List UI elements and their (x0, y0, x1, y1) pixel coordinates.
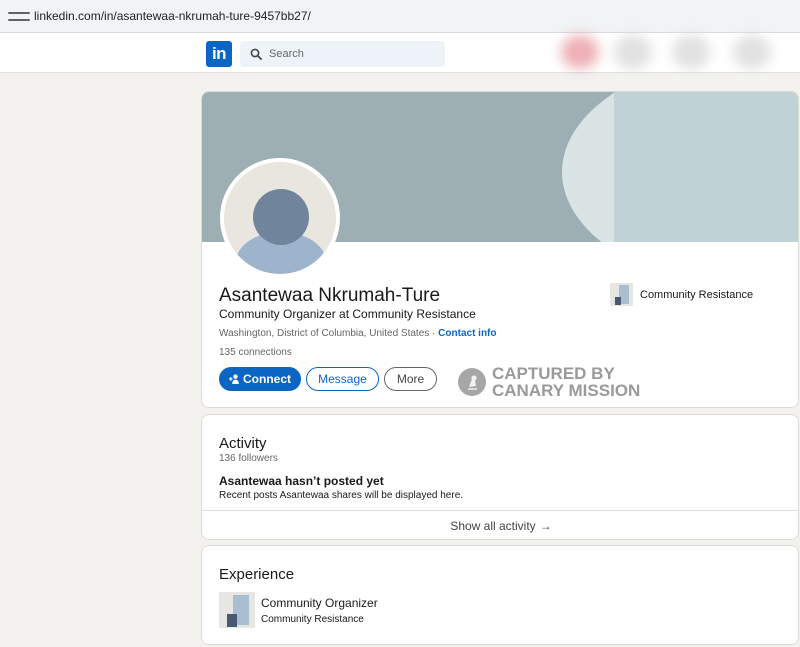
connect-label: Connect (243, 372, 291, 386)
current-company[interactable]: Community Resistance (610, 283, 753, 306)
avatar[interactable] (220, 158, 340, 278)
url-text[interactable]: linkedin.com/in/asantewaa-nkrumah-ture-9… (34, 9, 311, 23)
experience-section: Experience Community Organizer Community… (201, 545, 799, 645)
show-all-label: Show all activity (450, 518, 536, 533)
profile-card: Asantewaa Nkrumah-Ture Community Organiz… (201, 91, 799, 408)
show-all-activity-button[interactable]: Show all activity → (202, 510, 798, 539)
company-name: Community Resistance (640, 288, 754, 301)
connect-button[interactable]: Connect (219, 367, 301, 391)
experience-role: Community Organizer (261, 596, 378, 610)
profile-location: Washington, District of Columbia, United… (219, 328, 497, 339)
message-button[interactable]: Message (306, 367, 379, 391)
no-posts-title: Asantewaa hasn’t posted yet (219, 474, 384, 488)
nav-item-blurred[interactable] (672, 35, 710, 69)
search-box[interactable] (240, 41, 445, 67)
top-navigation: in (0, 33, 800, 73)
search-input[interactable] (269, 48, 429, 60)
contact-info-link[interactable]: Contact info (438, 328, 496, 339)
experience-company-logo[interactable] (219, 592, 255, 628)
nav-item-blurred[interactable] (733, 35, 771, 69)
arrow-right-icon: → (539, 518, 552, 533)
followers-count: 136 followers (219, 453, 278, 464)
watermark-line-1: CAPTURED BY (492, 364, 615, 383)
activity-title: Activity (219, 435, 267, 452)
nav-item-blurred[interactable] (561, 35, 599, 69)
company-logo (610, 283, 633, 306)
profile-name: Asantewaa Nkrumah-Ture (219, 285, 441, 306)
add-person-icon (229, 374, 239, 384)
experience-company: Community Resistance (261, 614, 364, 625)
canary-bird-icon (458, 368, 486, 396)
no-posts-subtitle: Recent posts Asantewaa shares will be di… (219, 490, 464, 501)
nav-item-blurred[interactable] (614, 35, 652, 69)
watermark-line-2: CANARY MISSION (492, 381, 641, 400)
browser-address-bar[interactable]: linkedin.com/in/asantewaa-nkrumah-ture-9… (0, 0, 800, 33)
more-button[interactable]: More (384, 367, 437, 391)
linkedin-logo[interactable]: in (206, 41, 232, 67)
activity-section: Activity 136 followers Asantewaa hasn’t … (201, 414, 799, 540)
location-text: Washington, District of Columbia, United… (219, 328, 430, 339)
experience-title: Experience (219, 566, 295, 583)
profile-headline: Community Organizer at Community Resista… (219, 307, 476, 321)
site-settings-icon[interactable] (8, 9, 30, 23)
location-separator: · (429, 328, 439, 339)
connections-count: 135 connections (219, 347, 292, 358)
search-icon (250, 48, 262, 60)
canary-mission-watermark: CAPTURED BY CANARY MISSION (458, 365, 640, 399)
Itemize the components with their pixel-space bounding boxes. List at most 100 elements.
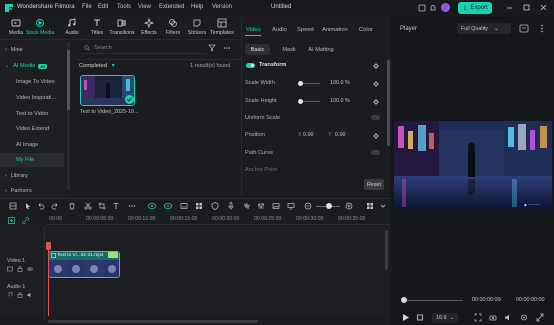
- sidebar-item-my-file[interactable]: My File: [0, 153, 64, 167]
- speed-ramp-icon[interactable]: [164, 202, 172, 210]
- timeline-vertical-scrollbar[interactable]: [385, 230, 388, 270]
- adjust-icon[interactable]: [257, 202, 265, 210]
- text-icon[interactable]: [112, 202, 120, 210]
- crop-icon[interactable]: [98, 202, 106, 210]
- tool-titles[interactable]: Titles: [86, 18, 108, 39]
- tool-effects[interactable]: Effects: [138, 18, 160, 39]
- more-options-icon[interactable]: [128, 202, 136, 210]
- position-y-input[interactable]: 0.00: [335, 132, 346, 138]
- tool-stickers[interactable]: Stickers: [186, 18, 208, 39]
- subtab-basic[interactable]: Basic: [245, 44, 270, 55]
- subtab-ai-matting[interactable]: AI Matting: [305, 44, 337, 55]
- position-x-input[interactable]: 0.00: [303, 132, 314, 138]
- audio-mixer-icon[interactable]: [243, 202, 251, 210]
- quality-dropdown[interactable]: Full Quality ⌄: [457, 23, 511, 34]
- playback-progress-knob[interactable]: [401, 297, 407, 303]
- menu-tools[interactable]: Tools: [117, 4, 131, 10]
- expand-icon[interactable]: [536, 313, 544, 322]
- menu-file[interactable]: File: [82, 4, 92, 10]
- tab-speed[interactable]: Speed: [297, 27, 314, 33]
- menu-version[interactable]: Version: [212, 4, 232, 10]
- timeline-settings-icon[interactable]: [366, 202, 374, 210]
- ai-tool-icon[interactable]: [148, 202, 156, 210]
- filter-icon[interactable]: [208, 44, 216, 52]
- play-icon[interactable]: [402, 313, 410, 322]
- tab-animation[interactable]: Animation: [322, 27, 348, 33]
- settings-icon[interactable]: [520, 313, 528, 322]
- cloud-icon[interactable]: [418, 4, 426, 12]
- video-preview[interactable]: [394, 121, 552, 210]
- transform-toggle[interactable]: [246, 63, 255, 68]
- menu-view[interactable]: View: [138, 4, 151, 10]
- subtitle-icon[interactable]: [180, 202, 188, 210]
- shield-icon[interactable]: [211, 202, 219, 210]
- close-icon[interactable]: [539, 3, 548, 12]
- image-icon[interactable]: [272, 202, 280, 210]
- scale-width-knob[interactable]: [298, 81, 303, 86]
- volume-icon[interactable]: [504, 313, 512, 322]
- zoom-out-icon[interactable]: [304, 202, 312, 210]
- sidebar-scrollbar-thumb[interactable]: [67, 50, 70, 110]
- completed-dropdown[interactable]: Completed ▾: [79, 63, 115, 69]
- undo-icon[interactable]: [37, 202, 45, 210]
- notification-icon[interactable]: [429, 4, 437, 12]
- tool-audio[interactable]: Audio: [61, 18, 83, 39]
- camera-icon[interactable]: [489, 313, 497, 322]
- sidebar-item-ai-media[interactable]: ⌄ AI Media AI: [0, 59, 64, 73]
- uniform-scale-toggle[interactable]: [371, 115, 380, 120]
- playhead[interactable]: [48, 244, 49, 316]
- snapshot-icon[interactable]: [519, 24, 529, 33]
- sidebar-item-video-extend[interactable]: Video Extend: [0, 122, 64, 136]
- playback-progress-bar[interactable]: [403, 300, 463, 301]
- link-icon[interactable]: [22, 217, 29, 224]
- tab-video[interactable]: Video: [246, 27, 261, 33]
- sidebar-item-ai-image[interactable]: AI Image: [0, 138, 64, 152]
- split-icon[interactable]: [84, 202, 92, 210]
- menu-help[interactable]: Help: [191, 4, 203, 10]
- timeline-horizontal-scrollbar[interactable]: [48, 320, 258, 323]
- sidebar-item-video-inspiration[interactable]: Video Inspirati...: [0, 91, 64, 105]
- export-button[interactable]: ⇪ Export: [458, 2, 492, 14]
- tool-transitions[interactable]: Transitions: [109, 18, 135, 39]
- reset-button[interactable]: Reset: [364, 179, 384, 190]
- more-options-icon[interactable]: [223, 44, 231, 52]
- add-track-icon[interactable]: [8, 217, 15, 224]
- speaker-icon[interactable]: [27, 292, 33, 298]
- properties-scrollbar[interactable]: [387, 60, 390, 146]
- tool-filters[interactable]: Filters: [162, 18, 184, 39]
- scale-height-knob[interactable]: [298, 99, 303, 104]
- scale-width-value[interactable]: 100.0 %: [330, 80, 350, 86]
- timeline-zoom-knob[interactable]: [326, 203, 332, 209]
- more-options-icon[interactable]: [537, 24, 547, 33]
- tab-audio[interactable]: Audio: [272, 27, 287, 33]
- search-input[interactable]: Search: [80, 43, 206, 54]
- tool-stock-media[interactable]: Stock Media: [26, 18, 54, 39]
- zoom-in-icon[interactable]: [345, 202, 353, 210]
- preview-monitor-icon[interactable]: [287, 202, 295, 210]
- tab-color[interactable]: Color: [359, 27, 373, 33]
- grid-icon[interactable]: [195, 202, 203, 210]
- sidebar-item-image-to-video[interactable]: Image To Video: [0, 75, 64, 89]
- sidebar-item-partners[interactable]: › Partners: [0, 184, 64, 198]
- scale-height-value[interactable]: 100.0 %: [330, 98, 350, 104]
- lock-icon[interactable]: [17, 292, 23, 298]
- minimize-icon[interactable]: [505, 3, 514, 12]
- delete-icon[interactable]: [68, 202, 76, 210]
- menu-edit[interactable]: Edit: [98, 4, 108, 10]
- subtab-mask[interactable]: Mask: [280, 44, 298, 55]
- layout-icon[interactable]: [9, 202, 17, 210]
- sidebar-item-library[interactable]: › Library: [0, 169, 64, 183]
- menu-extended[interactable]: Extended: [159, 4, 184, 10]
- redo-icon[interactable]: [51, 202, 59, 210]
- sidebar-item-mine[interactable]: › Mine: [0, 43, 64, 57]
- avatar[interactable]: [441, 3, 450, 12]
- path-curve-toggle[interactable]: [371, 150, 380, 155]
- maximize-icon[interactable]: [522, 3, 531, 12]
- sidebar-item-text-to-video[interactable]: Text to Video: [0, 107, 64, 121]
- eye-icon[interactable]: [27, 266, 33, 272]
- fullscreen-icon[interactable]: [474, 313, 482, 322]
- tool-media[interactable]: Media: [5, 18, 27, 39]
- lock-icon[interactable]: [17, 266, 23, 272]
- tool-templates[interactable]: Templates: [210, 18, 234, 39]
- pointer-icon[interactable]: [24, 202, 32, 210]
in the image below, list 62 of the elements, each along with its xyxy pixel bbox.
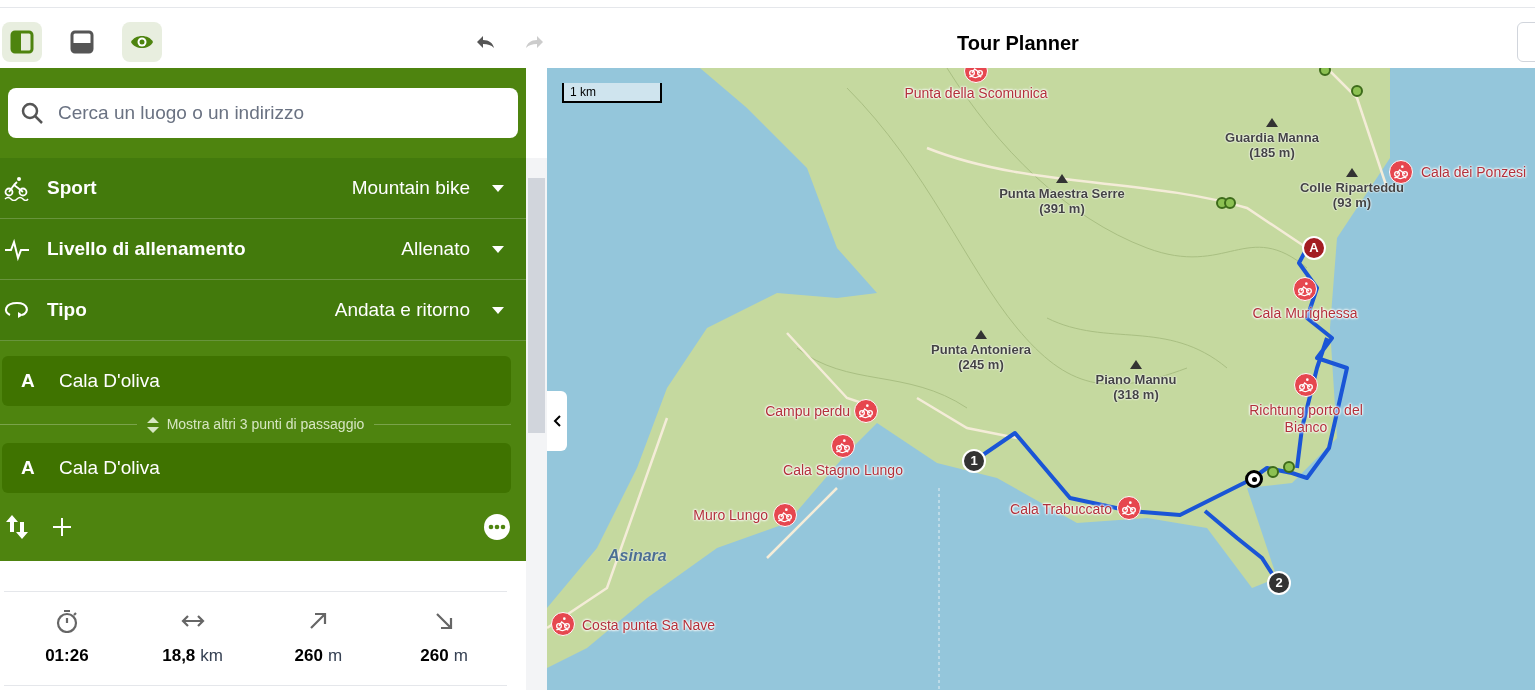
peak-icon — [1130, 360, 1142, 369]
setting-value: Mountain bike — [351, 175, 470, 200]
map-point-marker[interactable] — [1224, 197, 1236, 209]
plus-icon[interactable] — [52, 517, 72, 537]
caret-icon — [492, 245, 504, 253]
bicycle-icon — [4, 175, 30, 201]
waypoint-field[interactable]: A Cala D'oliva — [2, 356, 511, 406]
setting-dropdown[interactable]: Sport Mountain bike — [0, 158, 526, 219]
stat-unit: m — [327, 644, 343, 667]
waypoint-name: Cala D'oliva — [59, 368, 160, 393]
setting-label: Tipo — [47, 297, 87, 322]
stopwatch-icon — [54, 608, 79, 633]
peak-label: Colle Riparteddu (93 m) — [1299, 180, 1405, 210]
setting-label: Sport — [47, 175, 97, 200]
peak-icon — [1346, 168, 1358, 177]
setting-label: Livello di allenamento — [47, 236, 246, 261]
peak-icon — [975, 330, 987, 339]
stat-value: 18,8 — [162, 644, 196, 667]
peak-icon — [1056, 174, 1068, 183]
bike-poi-icon[interactable] — [1389, 160, 1413, 184]
expand-icon — [146, 416, 159, 433]
setting-value: Andata e ritorno — [334, 297, 470, 322]
place-label: Asinara — [608, 546, 667, 566]
eye-button[interactable] — [122, 21, 162, 62]
poi-label: Costa punta Sa Nave — [582, 616, 716, 634]
peak-label: Punta Maestra Serre (391 m) — [998, 186, 1126, 216]
bottom-panel-icon — [70, 29, 94, 54]
more-icon[interactable] — [484, 514, 510, 540]
caret-icon — [492, 184, 504, 192]
waypoint-letter: A — [21, 368, 36, 393]
chevron-left-icon — [553, 415, 561, 427]
show-more-button[interactable]: Mostra altri 3 punti di passaggio — [136, 414, 375, 435]
sidebar-button[interactable] — [2, 21, 42, 62]
setting-dropdown[interactable]: Livello di allenamento Allenato — [0, 219, 526, 280]
sidebar-icon — [10, 29, 34, 54]
poi-label: Punta della Scomunica — [903, 84, 1049, 102]
window-title: Tour Planner — [957, 31, 1079, 56]
peak-label: Guardia Manna (185 m) — [1224, 130, 1320, 160]
swap-icon[interactable] — [6, 515, 28, 539]
waypoint-letter: A — [21, 455, 36, 480]
search-field[interactable]: Cerca un luogo o un indirizzo — [8, 88, 518, 138]
collapse-button[interactable] — [547, 391, 567, 451]
setting-value: Allenato — [401, 236, 470, 261]
stat-value: 260 — [420, 644, 449, 667]
waypoint-name: Cala D'oliva — [59, 455, 160, 480]
caret-icon — [492, 306, 504, 314]
poi-label: Cala Stagno Lungo — [782, 461, 904, 479]
scale-label: 1 km — [570, 84, 596, 101]
peak-label: Punta Antoniera (245 m) — [930, 342, 1032, 372]
poi-label: Campu perdu — [765, 402, 850, 420]
stat-unit: km — [200, 644, 223, 667]
stat-value: 260 — [294, 644, 323, 667]
poi-label: Cala dei Ponzesi — [1421, 163, 1527, 181]
peak-icon — [1266, 118, 1278, 127]
stat-value: 01:26 — [45, 644, 89, 667]
scrollbar[interactable] — [526, 158, 547, 690]
peak-label: Piano Mannu (318 m) — [1094, 372, 1178, 402]
poi-label: Muro Lungo — [693, 506, 768, 524]
route-marker[interactable]: 2 — [1267, 571, 1291, 595]
stat-unit: m — [453, 644, 468, 667]
waypoint-field[interactable]: A Cala D'oliva — [2, 443, 511, 493]
poi-label: Cala Trabuccato — [1010, 500, 1112, 518]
━━━━━━━━━━
• _WRITTEN REQUEST_: Format the lines above as a Markdown table, from the line with "peak-icon — [1130, 360, 1142, 369]" to the line with "setting-label: Livello di", with columns headed Row and Line. Number each line and leave out blank lines.

• _WRITTEN RESPONSE_:
| Row | Line |
|---|---|
| 1 | peak-icon — [1130, 360, 1142, 369] |
| 2 | setting-value: Mountain bike — [351, 175, 470, 200] |
| 3 | map-point-marker[interactable] — [1224, 197, 1236, 209] |
| 4 | plus-icon[interactable] — [52, 517, 72, 537] |
| 5 | caret-icon — [492, 245, 504, 253] |
| 6 | bicycle-icon — [4, 175, 30, 201] |
| 7 | waypoint-field[interactable]: A Cala D'oliva — [2, 356, 511, 406] |
| 8 | setting-dropdown[interactable]: Sport Mountain bike — [0, 158, 526, 219] |
| 9 | stat-unit: m — [327, 644, 343, 667] |
| 10 | waypoint-name: Cala D'oliva — [59, 368, 160, 393] |
| 11 | setting-label: Tipo — [47, 297, 87, 322] |
| 12 | stopwatch-icon — [54, 608, 79, 633] |
| 13 | peak-label: Colle Riparteddu (93 m) — [1299, 180, 1405, 210] |
| 14 | setting-label: Sport — [47, 175, 97, 200] |
| 15 | peak-icon — [1346, 168, 1358, 177] |
| 16 | setting-label: Livello di allenamento — [47, 236, 246, 261] |